- TASK -
Please write out the complete listing that follows, exactly as it reads.

— begin INFORMATION PROVIDED —

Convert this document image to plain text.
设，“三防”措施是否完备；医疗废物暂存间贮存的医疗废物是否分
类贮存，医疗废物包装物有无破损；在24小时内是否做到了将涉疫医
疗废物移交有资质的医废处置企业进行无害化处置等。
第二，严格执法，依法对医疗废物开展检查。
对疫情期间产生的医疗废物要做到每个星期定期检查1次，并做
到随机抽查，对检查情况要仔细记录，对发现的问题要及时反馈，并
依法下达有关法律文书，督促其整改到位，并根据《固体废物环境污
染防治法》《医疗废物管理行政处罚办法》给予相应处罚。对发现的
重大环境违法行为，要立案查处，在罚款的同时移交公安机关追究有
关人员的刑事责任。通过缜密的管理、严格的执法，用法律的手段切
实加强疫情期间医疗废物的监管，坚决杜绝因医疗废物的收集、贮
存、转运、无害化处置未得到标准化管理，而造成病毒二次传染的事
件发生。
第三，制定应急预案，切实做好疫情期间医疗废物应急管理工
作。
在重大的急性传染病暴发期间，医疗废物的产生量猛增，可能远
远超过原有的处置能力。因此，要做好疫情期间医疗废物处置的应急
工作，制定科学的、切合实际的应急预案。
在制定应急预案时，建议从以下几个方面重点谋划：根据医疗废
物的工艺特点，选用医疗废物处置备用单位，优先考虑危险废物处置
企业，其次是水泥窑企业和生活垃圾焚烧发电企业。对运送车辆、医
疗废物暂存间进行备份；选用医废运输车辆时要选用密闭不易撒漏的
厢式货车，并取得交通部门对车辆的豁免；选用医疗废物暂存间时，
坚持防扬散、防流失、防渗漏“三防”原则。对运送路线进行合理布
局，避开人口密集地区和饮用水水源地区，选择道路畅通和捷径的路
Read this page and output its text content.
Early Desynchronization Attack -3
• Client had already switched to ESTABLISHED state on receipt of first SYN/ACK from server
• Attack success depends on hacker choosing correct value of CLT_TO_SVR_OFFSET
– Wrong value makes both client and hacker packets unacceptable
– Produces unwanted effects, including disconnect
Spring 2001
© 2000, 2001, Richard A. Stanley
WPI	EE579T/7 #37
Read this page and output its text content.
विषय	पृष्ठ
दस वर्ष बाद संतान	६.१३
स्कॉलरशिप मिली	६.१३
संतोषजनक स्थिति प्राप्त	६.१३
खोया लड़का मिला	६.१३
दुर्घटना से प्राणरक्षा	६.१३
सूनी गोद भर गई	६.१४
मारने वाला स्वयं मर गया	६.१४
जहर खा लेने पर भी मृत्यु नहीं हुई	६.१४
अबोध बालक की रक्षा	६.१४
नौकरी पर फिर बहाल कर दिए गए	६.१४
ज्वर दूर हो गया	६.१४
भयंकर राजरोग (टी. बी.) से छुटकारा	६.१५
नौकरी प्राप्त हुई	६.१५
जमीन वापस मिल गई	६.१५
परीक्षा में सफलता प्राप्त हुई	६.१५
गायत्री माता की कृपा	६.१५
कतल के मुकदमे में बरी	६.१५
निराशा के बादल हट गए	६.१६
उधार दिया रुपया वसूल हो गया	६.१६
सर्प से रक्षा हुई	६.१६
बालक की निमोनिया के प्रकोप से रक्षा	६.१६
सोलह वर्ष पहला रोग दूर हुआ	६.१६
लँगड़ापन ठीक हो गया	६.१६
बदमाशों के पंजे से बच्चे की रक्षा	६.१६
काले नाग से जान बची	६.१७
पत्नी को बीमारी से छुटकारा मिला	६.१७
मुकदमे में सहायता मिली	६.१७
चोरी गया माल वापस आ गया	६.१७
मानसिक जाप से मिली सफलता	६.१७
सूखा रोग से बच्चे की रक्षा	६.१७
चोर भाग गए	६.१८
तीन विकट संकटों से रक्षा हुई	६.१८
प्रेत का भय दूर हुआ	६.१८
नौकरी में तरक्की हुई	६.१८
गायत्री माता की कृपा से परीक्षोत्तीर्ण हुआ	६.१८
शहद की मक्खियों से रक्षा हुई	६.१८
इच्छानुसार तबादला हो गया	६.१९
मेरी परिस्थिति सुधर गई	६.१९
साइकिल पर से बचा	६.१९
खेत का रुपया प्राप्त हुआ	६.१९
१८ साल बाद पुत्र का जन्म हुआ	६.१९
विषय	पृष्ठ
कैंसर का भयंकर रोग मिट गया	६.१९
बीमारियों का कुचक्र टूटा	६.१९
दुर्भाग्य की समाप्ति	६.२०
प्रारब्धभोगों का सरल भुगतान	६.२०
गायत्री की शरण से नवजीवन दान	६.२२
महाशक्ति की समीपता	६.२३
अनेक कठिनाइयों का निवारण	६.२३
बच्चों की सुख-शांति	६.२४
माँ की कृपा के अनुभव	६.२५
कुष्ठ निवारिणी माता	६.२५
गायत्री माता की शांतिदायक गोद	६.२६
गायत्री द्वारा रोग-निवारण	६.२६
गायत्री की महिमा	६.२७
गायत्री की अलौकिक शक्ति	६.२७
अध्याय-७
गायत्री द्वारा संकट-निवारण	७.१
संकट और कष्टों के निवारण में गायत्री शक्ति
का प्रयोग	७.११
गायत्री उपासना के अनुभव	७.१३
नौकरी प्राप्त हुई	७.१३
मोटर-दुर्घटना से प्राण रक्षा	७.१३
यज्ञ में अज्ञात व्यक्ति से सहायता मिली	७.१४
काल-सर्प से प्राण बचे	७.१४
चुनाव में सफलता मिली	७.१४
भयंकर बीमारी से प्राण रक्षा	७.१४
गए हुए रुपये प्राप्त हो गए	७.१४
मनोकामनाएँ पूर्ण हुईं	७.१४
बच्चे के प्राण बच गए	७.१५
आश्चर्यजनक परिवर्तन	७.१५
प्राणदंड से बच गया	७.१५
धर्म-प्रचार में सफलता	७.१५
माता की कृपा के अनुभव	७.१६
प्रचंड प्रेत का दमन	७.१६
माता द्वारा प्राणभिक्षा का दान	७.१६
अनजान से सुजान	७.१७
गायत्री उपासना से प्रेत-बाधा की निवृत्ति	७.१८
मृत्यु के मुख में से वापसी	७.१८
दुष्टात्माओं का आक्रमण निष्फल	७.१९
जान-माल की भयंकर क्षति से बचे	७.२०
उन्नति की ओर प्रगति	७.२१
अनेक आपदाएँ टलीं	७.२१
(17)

— end INFORMATION PROVIDED —

- THE RESPONSE -
Convert this document image to plain text.
设，“三防”措施是否完备；医疗废物暂存间贮存的医疗废物是否分
类贮存，医疗废物包装物有无破损；在24小时内是否做到了将涉疫医
疗废物移交有资质的医废处置企业进行无害化处置等。
第二，严格执法，依法对医疗废物开展检查。
对疫情期间产生的医疗废物要做到每个星期定期检查1次，并做
到随机抽查，对检查情况要仔细记录，对发现的问题要及时反馈，并
依法下达有关法律文书，督促其整改到位，并根据《固体废物环境污
染防治法》《医疗废物管理行政处罚办法》给予相应处罚。对发现的
重大环境违法行为，要立案查处，在罚款的同时移交公安机关追究有
关人员的刑事责任。通过缜密的管理、严格的执法，用法律的手段切
实加强疫情期间医疗废物的监管，坚决杜绝因医疗废物的收集、贮
存、转运、无害化处置未得到标准化管理，而造成病毒二次传染的事
件发生。
第三，制定应急预案，切实做好疫情期间医疗废物应急管理工
作。
在重大的急性传染病暴发期间，医疗废物的产生量猛增，可能远
远超过原有的处置能力。因此，要做好疫情期间医疗废物处置的应急
工作，制定科学的、切合实际的应急预案。
在制定应急预案时，建议从以下几个方面重点谋划：根据医疗废
物的工艺特点，选用医疗废物处置备用单位，优先考虑危险废物处置
企业，其次是水泥窑企业和生活垃圾焚烧发电企业。对运送车辆、医
疗废物暂存间进行备份；选用医废运输车辆时要选用密闭不易撒漏的
厢式货车，并取得交通部门对车辆的豁免；选用医疗废物暂存间时，
坚持防扬散、防流失、防渗漏“三防”原则。对运送路线进行合理布
局，避开人口密集地区和饮用水水源地区，选择道路畅通和捷径的路
Read this page and output its text content.
Early Desynchronization Attack -3
• Client had already switched to ESTABLISHED state on receipt of first SYN/ACK from server
• Attack success depends on hacker choosing correct value of CLT_TO_SVR_OFFSET
– Wrong value makes both client and hacker packets unacceptable
– Produces unwanted effects, including disconnect
Spring 2001
© 2000, 2001, Richard A. Stanley
WPI	EE579T/7 #37
Read this page and output its text content.
विषय	पृष्ठ
दस वर्ष बाद संतान	६.१३
स्कॉलरशिप मिली	६.१३
संतोषजनक स्थिति प्राप्त	६.१३
खोया लड़का मिला	६.१३
दुर्घटना से प्राणरक्षा	६.१३
सूनी गोद भर गई	६.१४
मारने वाला स्वयं मर गया	६.१४
जहर खा लेने पर भी मृत्यु नहीं हुई	६.१४
अबोध बालक की रक्षा	६.१४
नौकरी पर फिर बहाल कर दिए गए	६.१४
ज्वर दूर हो गया	६.१४
भयंकर राजरोग (टी. बी.) से छुटकारा	६.१५
नौकरी प्राप्त हुई	६.१५
जमीन वापस मिल गई	६.१५
परीक्षा में सफलता प्राप्त हुई	६.१५
गायत्री माता की कृपा	६.१५
कतल के मुकदमे में बरी	६.१५
निराशा के बादल हट गए	६.१६
उधार दिया रुपया वसूल हो गया	६.१६
सर्प से रक्षा हुई	६.१६
बालक की निमोनिया के प्रकोप से रक्षा	६.१६
सोलह वर्ष पहला रोग दूर हुआ	६.१६
लँगड़ापन ठीक हो गया	६.१६
बदमाशों के पंजे से बच्चे की रक्षा	६.१६
काले नाग से जान बची	६.१७
पत्नी को बीमारी से छुटकारा मिला	६.१७
मुकदमे में सहायता मिली	६.१७
चोरी गया माल वापस आ गया	६.१७
मानसिक जाप से मिली सफलता	६.१७
सूखा रोग से बच्चे की रक्षा	६.१७
चोर भाग गए	६.१८
तीन विकट संकटों से रक्षा हुई	६.१८
प्रेत का भय दूर हुआ	६.१८
नौकरी में तरक्की हुई	६.१८
गायत्री माता की कृपा से परीक्षोत्तीर्ण हुआ	६.१८
शहद की मक्खियों से रक्षा हुई	६.१८
इच्छानुसार तबादला हो गया	६.१९
मेरी परिस्थिति सुधर गई	६.१९
साइकिल पर से बचा	६.१९
खेत का रुपया प्राप्त हुआ	६.१९
१८ साल बाद पुत्र का जन्म हुआ	६.१९
विषय	पृष्ठ
कैंसर का भयंकर रोग मिट गया	६.१९
बीमारियों का कुचक्र टूटा	६.१९
दुर्भाग्य की समाप्ति	६.२०
प्रारब्धभोगों का सरल भुगतान	६.२०
गायत्री की शरण से नवजीवन दान	६.२२
महाशक्ति की समीपता	६.२३
अनेक कठिनाइयों का निवारण	६.२३
बच्चों की सुख-शांति	६.२४
माँ की कृपा के अनुभव	६.२५
कुष्ठ निवारिणी माता	६.२५
गायत्री माता की शांतिदायक गोद	६.२६
गायत्री द्वारा रोग-निवारण	६.२६
गायत्री की महिमा	६.२७
गायत्री की अलौकिक शक्ति	६.२७
अध्याय-७
गायत्री द्वारा संकट-निवारण	७.१
संकट और कष्टों के निवारण में गायत्री शक्ति
का प्रयोग	७.११
गायत्री उपासना के अनुभव	७.१३
नौकरी प्राप्त हुई	७.१३
मोटर-दुर्घटना से प्राण रक्षा	७.१३
यज्ञ में अज्ञात व्यक्ति से सहायता मिली	७.१४
काल-सर्प से प्राण बचे	७.१४
चुनाव में सफलता मिली	७.१४
भयंकर बीमारी से प्राण रक्षा	७.१४
गए हुए रुपये प्राप्त हो गए	७.१४
मनोकामनाएँ पूर्ण हुईं	७.१४
बच्चे के प्राण बच गए	७.१५
आश्चर्यजनक परिवर्तन	७.१५
प्राणदंड से बच गया	७.१५
धर्म-प्रचार में सफलता	७.१५
माता की कृपा के अनुभव	७.१६
प्रचंड प्रेत का दमन	७.१६
माता द्वारा प्राणभिक्षा का दान	७.१६
अनजान से सुजान	७.१७
गायत्री उपासना से प्रेत-बाधा की निवृत्ति	७.१८
मृत्यु के मुख में से वापसी	७.१८
दुष्टात्माओं का आक्रमण निष्फल	७.१९
जान-माल की भयंकर क्षति से बचे	७.२०
उन्नति की ओर प्रगति	७.२१
अनेक आपदाएँ टलीं	७.२१
(17)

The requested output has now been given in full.